Required work: Write out each line from the data below that includes the word "header".

Stored data

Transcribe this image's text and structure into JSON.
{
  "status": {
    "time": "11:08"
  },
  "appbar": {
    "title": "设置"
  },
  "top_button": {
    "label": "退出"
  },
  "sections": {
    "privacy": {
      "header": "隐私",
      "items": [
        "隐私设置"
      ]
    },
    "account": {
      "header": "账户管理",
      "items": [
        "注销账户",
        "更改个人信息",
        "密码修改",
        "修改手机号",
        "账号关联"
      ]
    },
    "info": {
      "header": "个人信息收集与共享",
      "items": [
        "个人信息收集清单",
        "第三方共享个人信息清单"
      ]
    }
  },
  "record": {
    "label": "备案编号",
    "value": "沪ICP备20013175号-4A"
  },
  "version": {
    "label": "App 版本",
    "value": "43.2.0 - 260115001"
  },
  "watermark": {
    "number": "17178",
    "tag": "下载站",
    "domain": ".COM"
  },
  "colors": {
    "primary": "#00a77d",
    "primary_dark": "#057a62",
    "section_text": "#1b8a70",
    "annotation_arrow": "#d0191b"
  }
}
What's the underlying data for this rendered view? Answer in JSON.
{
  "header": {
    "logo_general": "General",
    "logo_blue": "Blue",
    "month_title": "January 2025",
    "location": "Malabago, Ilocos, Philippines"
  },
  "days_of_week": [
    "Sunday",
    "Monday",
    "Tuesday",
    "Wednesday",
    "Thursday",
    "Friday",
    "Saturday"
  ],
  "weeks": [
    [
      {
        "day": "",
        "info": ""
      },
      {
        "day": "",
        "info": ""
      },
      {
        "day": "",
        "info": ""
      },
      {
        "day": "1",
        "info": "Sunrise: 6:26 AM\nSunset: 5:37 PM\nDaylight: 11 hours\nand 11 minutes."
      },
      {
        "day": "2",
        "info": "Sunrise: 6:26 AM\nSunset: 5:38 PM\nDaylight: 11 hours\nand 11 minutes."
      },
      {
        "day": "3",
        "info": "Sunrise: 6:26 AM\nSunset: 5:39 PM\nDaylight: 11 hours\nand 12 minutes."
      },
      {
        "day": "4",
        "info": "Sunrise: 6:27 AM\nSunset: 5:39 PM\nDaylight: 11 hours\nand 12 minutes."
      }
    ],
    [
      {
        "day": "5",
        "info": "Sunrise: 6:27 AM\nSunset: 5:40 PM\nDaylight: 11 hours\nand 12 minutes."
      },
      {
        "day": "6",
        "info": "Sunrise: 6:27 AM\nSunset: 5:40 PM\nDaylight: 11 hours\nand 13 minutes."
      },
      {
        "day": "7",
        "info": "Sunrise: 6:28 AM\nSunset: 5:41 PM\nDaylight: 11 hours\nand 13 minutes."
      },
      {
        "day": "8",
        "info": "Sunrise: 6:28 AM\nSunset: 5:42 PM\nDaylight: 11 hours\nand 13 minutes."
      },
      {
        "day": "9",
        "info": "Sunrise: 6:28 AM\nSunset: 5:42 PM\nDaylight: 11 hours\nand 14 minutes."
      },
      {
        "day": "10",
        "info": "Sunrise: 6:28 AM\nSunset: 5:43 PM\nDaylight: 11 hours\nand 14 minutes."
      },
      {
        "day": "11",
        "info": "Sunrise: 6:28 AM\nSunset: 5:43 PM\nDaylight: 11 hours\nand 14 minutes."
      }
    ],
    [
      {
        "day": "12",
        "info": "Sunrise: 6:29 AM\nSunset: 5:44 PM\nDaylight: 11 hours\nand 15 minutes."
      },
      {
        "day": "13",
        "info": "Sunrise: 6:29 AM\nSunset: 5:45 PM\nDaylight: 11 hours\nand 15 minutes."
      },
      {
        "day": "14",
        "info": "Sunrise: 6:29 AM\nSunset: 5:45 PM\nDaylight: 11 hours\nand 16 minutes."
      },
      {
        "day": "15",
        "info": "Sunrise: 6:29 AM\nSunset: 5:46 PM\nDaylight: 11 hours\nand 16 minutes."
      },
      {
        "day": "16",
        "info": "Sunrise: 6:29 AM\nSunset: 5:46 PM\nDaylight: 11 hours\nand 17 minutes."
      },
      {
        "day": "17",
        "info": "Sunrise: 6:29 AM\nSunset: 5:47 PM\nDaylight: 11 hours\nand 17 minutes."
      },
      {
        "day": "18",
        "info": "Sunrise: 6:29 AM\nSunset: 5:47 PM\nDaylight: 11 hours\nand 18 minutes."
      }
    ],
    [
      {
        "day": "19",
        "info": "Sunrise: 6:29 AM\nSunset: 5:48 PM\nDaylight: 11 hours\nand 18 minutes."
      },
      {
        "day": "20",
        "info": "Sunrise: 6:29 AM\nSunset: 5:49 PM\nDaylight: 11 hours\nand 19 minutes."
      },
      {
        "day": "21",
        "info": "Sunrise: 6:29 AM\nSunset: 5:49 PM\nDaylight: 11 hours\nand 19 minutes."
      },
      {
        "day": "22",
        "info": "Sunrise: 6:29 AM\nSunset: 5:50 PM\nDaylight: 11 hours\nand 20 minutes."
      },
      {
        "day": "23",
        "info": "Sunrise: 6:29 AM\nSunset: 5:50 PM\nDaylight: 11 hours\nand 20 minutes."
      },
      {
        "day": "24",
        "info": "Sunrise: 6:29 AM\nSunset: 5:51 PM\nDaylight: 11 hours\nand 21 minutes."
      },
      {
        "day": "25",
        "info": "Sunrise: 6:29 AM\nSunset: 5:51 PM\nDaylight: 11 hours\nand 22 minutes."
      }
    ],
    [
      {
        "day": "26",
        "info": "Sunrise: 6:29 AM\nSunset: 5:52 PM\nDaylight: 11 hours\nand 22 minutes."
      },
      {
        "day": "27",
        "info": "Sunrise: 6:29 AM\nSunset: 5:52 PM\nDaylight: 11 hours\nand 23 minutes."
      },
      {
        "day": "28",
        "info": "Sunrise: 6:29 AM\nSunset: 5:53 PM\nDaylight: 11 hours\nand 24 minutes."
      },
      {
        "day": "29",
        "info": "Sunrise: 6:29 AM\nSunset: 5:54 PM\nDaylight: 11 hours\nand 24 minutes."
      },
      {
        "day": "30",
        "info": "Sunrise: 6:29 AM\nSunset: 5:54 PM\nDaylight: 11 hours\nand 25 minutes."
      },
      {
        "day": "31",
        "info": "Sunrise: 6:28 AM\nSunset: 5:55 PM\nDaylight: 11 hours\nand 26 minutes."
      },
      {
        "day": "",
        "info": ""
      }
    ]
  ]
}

Task result:
      "header": "隐私",
      "header": "账户管理",
      "header": "个人信息收集与共享",
  "header": {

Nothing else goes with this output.